**YOUR GOAL**
Give all of the lines again, with nothing added or dropped.

Extracts from a graphics dataset
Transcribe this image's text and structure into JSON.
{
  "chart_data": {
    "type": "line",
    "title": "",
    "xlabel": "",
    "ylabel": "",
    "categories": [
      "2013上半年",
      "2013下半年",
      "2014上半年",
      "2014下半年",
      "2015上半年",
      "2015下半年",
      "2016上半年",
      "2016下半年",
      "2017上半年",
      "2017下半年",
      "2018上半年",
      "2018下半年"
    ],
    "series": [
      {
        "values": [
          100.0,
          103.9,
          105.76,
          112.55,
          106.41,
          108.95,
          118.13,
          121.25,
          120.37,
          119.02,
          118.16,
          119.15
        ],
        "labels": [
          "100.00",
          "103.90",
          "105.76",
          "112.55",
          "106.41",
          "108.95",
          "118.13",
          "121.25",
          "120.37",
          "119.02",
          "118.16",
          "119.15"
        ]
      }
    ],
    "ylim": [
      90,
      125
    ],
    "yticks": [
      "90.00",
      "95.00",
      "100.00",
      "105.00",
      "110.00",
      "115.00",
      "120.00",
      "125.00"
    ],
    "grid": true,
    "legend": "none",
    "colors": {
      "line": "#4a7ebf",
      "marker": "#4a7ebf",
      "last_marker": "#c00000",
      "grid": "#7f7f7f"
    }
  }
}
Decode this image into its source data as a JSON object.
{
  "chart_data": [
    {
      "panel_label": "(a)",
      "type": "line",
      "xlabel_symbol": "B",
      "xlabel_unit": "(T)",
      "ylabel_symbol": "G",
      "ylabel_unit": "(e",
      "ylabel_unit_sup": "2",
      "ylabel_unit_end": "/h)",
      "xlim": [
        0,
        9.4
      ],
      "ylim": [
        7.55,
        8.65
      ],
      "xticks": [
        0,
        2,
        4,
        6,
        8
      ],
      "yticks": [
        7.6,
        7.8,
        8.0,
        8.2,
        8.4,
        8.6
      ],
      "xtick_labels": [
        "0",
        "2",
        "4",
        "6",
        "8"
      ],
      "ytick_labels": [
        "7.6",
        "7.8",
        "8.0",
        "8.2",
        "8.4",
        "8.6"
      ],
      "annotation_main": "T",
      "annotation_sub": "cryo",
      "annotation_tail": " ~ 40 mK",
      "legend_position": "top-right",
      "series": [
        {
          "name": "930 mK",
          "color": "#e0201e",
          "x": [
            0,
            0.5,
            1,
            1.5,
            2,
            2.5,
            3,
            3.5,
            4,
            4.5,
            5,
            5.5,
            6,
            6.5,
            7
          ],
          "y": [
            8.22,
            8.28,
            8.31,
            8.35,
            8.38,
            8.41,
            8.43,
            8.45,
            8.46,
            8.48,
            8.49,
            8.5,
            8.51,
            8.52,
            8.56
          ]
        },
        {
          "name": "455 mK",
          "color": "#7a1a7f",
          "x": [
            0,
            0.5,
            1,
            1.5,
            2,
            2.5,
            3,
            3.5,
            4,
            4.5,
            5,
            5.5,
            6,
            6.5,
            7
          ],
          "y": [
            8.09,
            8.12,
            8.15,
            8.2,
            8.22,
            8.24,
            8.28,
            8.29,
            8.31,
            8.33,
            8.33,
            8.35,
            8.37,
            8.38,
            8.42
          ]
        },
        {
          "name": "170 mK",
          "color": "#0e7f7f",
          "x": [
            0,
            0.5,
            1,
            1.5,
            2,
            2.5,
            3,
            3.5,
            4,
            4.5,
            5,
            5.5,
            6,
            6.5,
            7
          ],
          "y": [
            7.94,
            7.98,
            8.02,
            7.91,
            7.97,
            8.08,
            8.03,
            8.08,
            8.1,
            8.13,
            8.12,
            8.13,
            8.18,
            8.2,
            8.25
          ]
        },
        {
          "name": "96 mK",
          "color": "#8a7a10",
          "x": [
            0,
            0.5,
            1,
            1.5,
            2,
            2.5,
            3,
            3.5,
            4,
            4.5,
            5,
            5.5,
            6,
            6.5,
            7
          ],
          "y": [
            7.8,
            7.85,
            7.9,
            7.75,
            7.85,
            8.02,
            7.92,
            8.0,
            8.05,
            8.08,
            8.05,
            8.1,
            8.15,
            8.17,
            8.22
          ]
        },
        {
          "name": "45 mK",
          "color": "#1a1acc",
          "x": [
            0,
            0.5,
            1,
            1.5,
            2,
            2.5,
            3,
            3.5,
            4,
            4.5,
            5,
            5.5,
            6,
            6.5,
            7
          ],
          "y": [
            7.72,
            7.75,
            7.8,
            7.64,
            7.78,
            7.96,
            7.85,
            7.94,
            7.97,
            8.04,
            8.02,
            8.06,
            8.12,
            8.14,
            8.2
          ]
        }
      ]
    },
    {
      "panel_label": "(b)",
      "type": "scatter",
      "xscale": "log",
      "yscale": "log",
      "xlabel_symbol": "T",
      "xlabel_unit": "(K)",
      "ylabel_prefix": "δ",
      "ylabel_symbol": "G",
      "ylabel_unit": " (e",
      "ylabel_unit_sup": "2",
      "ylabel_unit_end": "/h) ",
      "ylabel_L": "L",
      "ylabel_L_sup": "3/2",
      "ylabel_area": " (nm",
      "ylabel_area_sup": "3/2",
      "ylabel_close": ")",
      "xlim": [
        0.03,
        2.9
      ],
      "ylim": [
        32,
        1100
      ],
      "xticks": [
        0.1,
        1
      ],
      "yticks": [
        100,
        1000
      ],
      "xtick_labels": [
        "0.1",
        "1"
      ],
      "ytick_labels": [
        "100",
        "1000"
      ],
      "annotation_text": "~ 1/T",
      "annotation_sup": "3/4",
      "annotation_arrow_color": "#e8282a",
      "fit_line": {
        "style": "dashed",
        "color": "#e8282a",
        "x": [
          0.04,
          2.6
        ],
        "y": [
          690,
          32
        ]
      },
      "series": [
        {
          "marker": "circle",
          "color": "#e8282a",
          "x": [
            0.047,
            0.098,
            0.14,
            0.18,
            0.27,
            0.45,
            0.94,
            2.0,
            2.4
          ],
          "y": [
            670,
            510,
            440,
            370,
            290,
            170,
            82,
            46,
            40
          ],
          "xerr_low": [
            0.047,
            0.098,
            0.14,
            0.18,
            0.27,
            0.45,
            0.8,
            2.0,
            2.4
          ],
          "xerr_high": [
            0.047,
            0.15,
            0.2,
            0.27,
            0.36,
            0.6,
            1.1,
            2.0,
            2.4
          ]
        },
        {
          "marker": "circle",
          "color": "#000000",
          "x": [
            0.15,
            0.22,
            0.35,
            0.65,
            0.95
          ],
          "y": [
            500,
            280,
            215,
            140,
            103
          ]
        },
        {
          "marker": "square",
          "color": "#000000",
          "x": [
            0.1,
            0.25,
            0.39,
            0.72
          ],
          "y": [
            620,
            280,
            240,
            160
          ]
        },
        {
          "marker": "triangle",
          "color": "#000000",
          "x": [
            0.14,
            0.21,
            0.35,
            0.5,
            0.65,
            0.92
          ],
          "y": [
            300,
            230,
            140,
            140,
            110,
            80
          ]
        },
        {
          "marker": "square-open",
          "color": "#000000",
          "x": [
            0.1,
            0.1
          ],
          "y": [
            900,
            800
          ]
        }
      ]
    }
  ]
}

**EXERCISE RESULT**
Transcribe this image's text and structure into JSON.
{
  "chart_data": {
    "type": "line",
    "title": "",
    "xlabel": "",
    "ylabel": "",
    "categories": [
      "2013上半年",
      "2013下半年",
      "2014上半年",
      "2014下半年",
      "2015上半年",
      "2015下半年",
      "2016上半年",
      "2016下半年",
      "2017上半年",
      "2017下半年",
      "2018上半年",
      "2018下半年"
    ],
    "series": [
      {
        "values": [
          100.0,
          103.9,
          105.76,
          112.55,
          106.41,
          108.95,
          118.13,
          121.25,
          120.37,
          119.02,
          118.16,
          119.15
        ],
        "labels": [
          "100.00",
          "103.90",
          "105.76",
          "112.55",
          "106.41",
          "108.95",
          "118.13",
          "121.25",
          "120.37",
          "119.02",
          "118.16",
          "119.15"
        ]
      }
    ],
    "ylim": [
      90,
      125
    ],
    "yticks": [
      "90.00",
      "95.00",
      "100.00",
      "105.00",
      "110.00",
      "115.00",
      "120.00",
      "125.00"
    ],
    "grid": true,
    "legend": "none",
    "colors": {
      "line": "#4a7ebf",
      "marker": "#4a7ebf",
      "last_marker": "#c00000",
      "grid": "#7f7f7f"
    }
  }
}
Decode this image into its source data as a JSON object.
{
  "chart_data": [
    {
      "panel_label": "(a)",
      "type": "line",
      "xlabel_symbol": "B",
      "xlabel_unit": "(T)",
      "ylabel_symbol": "G",
      "ylabel_unit": "(e",
      "ylabel_unit_sup": "2",
      "ylabel_unit_end": "/h)",
      "xlim": [
        0,
        9.4
      ],
      "ylim": [
        7.55,
        8.65
      ],
      "xticks": [
        0,
        2,
        4,
        6,
        8
      ],
      "yticks": [
        7.6,
        7.8,
        8.0,
        8.2,
        8.4,
        8.6
      ],
      "xtick_labels": [
        "0",
        "2",
        "4",
        "6",
        "8"
      ],
      "ytick_labels": [
        "7.6",
        "7.8",
        "8.0",
        "8.2",
        "8.4",
        "8.6"
      ],
      "annotation_main": "T",
      "annotation_sub": "cryo",
      "annotation_tail": " ~ 40 mK",
      "legend_position": "top-right",
      "series": [
        {
          "name": "930 mK",
          "color": "#e0201e",
          "x": [
            0,
            0.5,
            1,
            1.5,
            2,
            2.5,
            3,
            3.5,
            4,
            4.5,
            5,
            5.5,
            6,
            6.5,
            7
          ],
          "y": [
            8.22,
            8.28,
            8.31,
            8.35,
            8.38,
            8.41,
            8.43,
            8.45,
            8.46,
            8.48,
            8.49,
            8.5,
            8.51,
            8.52,
            8.56
          ]
        },
        {
          "name": "455 mK",
          "color": "#7a1a7f",
          "x": [
            0,
            0.5,
            1,
            1.5,
            2,
            2.5,
            3,
            3.5,
            4,
            4.5,
            5,
            5.5,
            6,
            6.5,
            7
          ],
          "y": [
            8.09,
            8.12,
            8.15,
            8.2,
            8.22,
            8.24,
            8.28,
            8.29,
            8.31,
            8.33,
            8.33,
            8.35,
            8.37,
            8.38,
            8.42
          ]
        },
        {
          "name": "170 mK",
          "color": "#0e7f7f",
          "x": [
            0,
            0.5,
            1,
            1.5,
            2,
            2.5,
            3,
            3.5,
            4,
            4.5,
            5,
            5.5,
            6,
            6.5,
            7
          ],
          "y": [
            7.94,
            7.98,
            8.02,
            7.91,
            7.97,
            8.08,
            8.03,
            8.08,
            8.1,
            8.13,
            8.12,
            8.13,
            8.18,
            8.2,
            8.25
          ]
        },
        {
          "name": "96 mK",
          "color": "#8a7a10",
          "x": [
            0,
            0.5,
            1,
            1.5,
            2,
            2.5,
            3,
            3.5,
            4,
            4.5,
            5,
            5.5,
            6,
            6.5,
            7
          ],
          "y": [
            7.8,
            7.85,
            7.9,
            7.75,
            7.85,
            8.02,
            7.92,
            8.0,
            8.05,
            8.08,
            8.05,
            8.1,
            8.15,
            8.17,
            8.22
          ]
        },
        {
          "name": "45 mK",
          "color": "#1a1acc",
          "x": [
            0,
            0.5,
            1,
            1.5,
            2,
            2.5,
            3,
            3.5,
            4,
            4.5,
            5,
            5.5,
            6,
            6.5,
            7
          ],
          "y": [
            7.72,
            7.75,
            7.8,
            7.64,
            7.78,
            7.96,
            7.85,
            7.94,
            7.97,
            8.04,
            8.02,
            8.06,
            8.12,
            8.14,
            8.2
          ]
        }
      ]
    },
    {
      "panel_label": "(b)",
      "type": "scatter",
      "xscale": "log",
      "yscale": "log",
      "xlabel_symbol": "T",
      "xlabel_unit": "(K)",
      "ylabel_prefix": "δ",
      "ylabel_symbol": "G",
      "ylabel_unit": " (e",
      "ylabel_unit_sup": "2",
      "ylabel_unit_end": "/h) ",
      "ylabel_L": "L",
      "ylabel_L_sup": "3/2",
      "ylabel_area": " (nm",
      "ylabel_area_sup": "3/2",
      "ylabel_close": ")",
      "xlim": [
        0.03,
        2.9
      ],
      "ylim": [
        32,
        1100
      ],
      "xticks": [
        0.1,
        1
      ],
      "yticks": [
        100,
        1000
      ],
      "xtick_labels": [
        "0.1",
        "1"
      ],
      "ytick_labels": [
        "100",
        "1000"
      ],
      "annotation_text": "~ 1/T",
      "annotation_sup": "3/4",
      "annotation_arrow_color": "#e8282a",
      "fit_line": {
        "style": "dashed",
        "color": "#e8282a",
        "x": [
          0.04,
          2.6
        ],
        "y": [
          690,
          32
        ]
      },
      "series": [
        {
          "marker": "circle",
          "color": "#e8282a",
          "x": [
            0.047,
            0.098,
            0.14,
            0.18,
            0.27,
            0.45,
            0.94,
            2.0,
            2.4
          ],
          "y": [
            670,
            510,
            440,
            370,
            290,
            170,
            82,
            46,
            40
          ],
          "xerr_low": [
            0.047,
            0.098,
            0.14,
            0.18,
            0.27,
            0.45,
            0.8,
            2.0,
            2.4
          ],
          "xerr_high": [
            0.047,
            0.15,
            0.2,
            0.27,
            0.36,
            0.6,
            1.1,
            2.0,
            2.4
          ]
        },
        {
          "marker": "circle",
          "color": "#000000",
          "x": [
            0.15,
            0.22,
            0.35,
            0.65,
            0.95
          ],
          "y": [
            500,
            280,
            215,
            140,
            103
          ]
        },
        {
          "marker": "square",
          "color": "#000000",
          "x": [
            0.1,
            0.25,
            0.39,
            0.72
          ],
          "y": [
            620,
            280,
            240,
            160
          ]
        },
        {
          "marker": "triangle",
          "color": "#000000",
          "x": [
            0.14,
            0.21,
            0.35,
            0.5,
            0.65,
            0.92
          ],
          "y": [
            300,
            230,
            140,
            140,
            110,
            80
          ]
        },
        {
          "marker": "square-open",
          "color": "#000000",
          "x": [
            0.1,
            0.1
          ],
          "y": [
            900,
            800
          ]
        }
      ]
    }
  ]
}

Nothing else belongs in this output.